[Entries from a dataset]
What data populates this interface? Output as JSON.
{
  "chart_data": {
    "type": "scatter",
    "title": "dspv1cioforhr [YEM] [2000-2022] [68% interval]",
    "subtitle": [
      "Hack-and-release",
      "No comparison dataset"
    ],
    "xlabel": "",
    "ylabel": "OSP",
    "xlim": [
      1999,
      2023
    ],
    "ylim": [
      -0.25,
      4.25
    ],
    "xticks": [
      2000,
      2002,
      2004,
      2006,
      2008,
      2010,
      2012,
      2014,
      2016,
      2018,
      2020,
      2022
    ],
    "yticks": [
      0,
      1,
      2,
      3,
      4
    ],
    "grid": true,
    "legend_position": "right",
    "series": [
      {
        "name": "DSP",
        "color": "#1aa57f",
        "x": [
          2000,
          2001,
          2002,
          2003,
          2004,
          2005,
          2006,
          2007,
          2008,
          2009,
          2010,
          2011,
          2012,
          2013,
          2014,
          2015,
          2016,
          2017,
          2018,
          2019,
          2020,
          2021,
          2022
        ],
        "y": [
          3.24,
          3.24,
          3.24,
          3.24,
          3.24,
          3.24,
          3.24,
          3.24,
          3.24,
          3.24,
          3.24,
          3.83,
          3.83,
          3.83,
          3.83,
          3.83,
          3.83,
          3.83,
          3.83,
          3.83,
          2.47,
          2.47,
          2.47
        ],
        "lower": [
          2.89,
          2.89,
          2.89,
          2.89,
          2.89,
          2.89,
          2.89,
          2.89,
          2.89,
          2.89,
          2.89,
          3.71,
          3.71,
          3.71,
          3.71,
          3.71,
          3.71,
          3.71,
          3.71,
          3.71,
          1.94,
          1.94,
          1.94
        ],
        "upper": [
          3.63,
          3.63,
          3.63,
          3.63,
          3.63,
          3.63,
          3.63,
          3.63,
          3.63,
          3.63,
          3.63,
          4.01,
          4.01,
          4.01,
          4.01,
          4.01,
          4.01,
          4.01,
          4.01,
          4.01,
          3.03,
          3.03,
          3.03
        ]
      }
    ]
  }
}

### BRIEF
Would you give the material above again, complete and exact?

### ANSWER IN FULL
What data populates this interface? Output as JSON.
{
  "chart_data": {
    "type": "scatter",
    "title": "dspv1cioforhr [YEM] [2000-2022] [68% interval]",
    "subtitle": [
      "Hack-and-release",
      "No comparison dataset"
    ],
    "xlabel": "",
    "ylabel": "OSP",
    "xlim": [
      1999,
      2023
    ],
    "ylim": [
      -0.25,
      4.25
    ],
    "xticks": [
      2000,
      2002,
      2004,
      2006,
      2008,
      2010,
      2012,
      2014,
      2016,
      2018,
      2020,
      2022
    ],
    "yticks": [
      0,
      1,
      2,
      3,
      4
    ],
    "grid": true,
    "legend_position": "right",
    "series": [
      {
        "name": "DSP",
        "color": "#1aa57f",
        "x": [
          2000,
          2001,
          2002,
          2003,
          2004,
          2005,
          2006,
          2007,
          2008,
          2009,
          2010,
          2011,
          2012,
          2013,
          2014,
          2015,
          2016,
          2017,
          2018,
          2019,
          2020,
          2021,
          2022
        ],
        "y": [
          3.24,
          3.24,
          3.24,
          3.24,
          3.24,
          3.24,
          3.24,
          3.24,
          3.24,
          3.24,
          3.24,
          3.83,
          3.83,
          3.83,
          3.83,
          3.83,
          3.83,
          3.83,
          3.83,
          3.83,
          2.47,
          2.47,
          2.47
        ],
        "lower": [
          2.89,
          2.89,
          2.89,
          2.89,
          2.89,
          2.89,
          2.89,
          2.89,
          2.89,
          2.89,
          2.89,
          3.71,
          3.71,
          3.71,
          3.71,
          3.71,
          3.71,
          3.71,
          3.71,
          3.71,
          1.94,
          1.94,
          1.94
        ],
        "upper": [
          3.63,
          3.63,
          3.63,
          3.63,
          3.63,
          3.63,
          3.63,
          3.63,
          3.63,
          3.63,
          3.63,
          4.01,
          4.01,
          4.01,
          4.01,
          4.01,
          4.01,
          4.01,
          4.01,
          4.01,
          3.03,
          3.03,
          3.03
        ]
      }
    ]
  }
}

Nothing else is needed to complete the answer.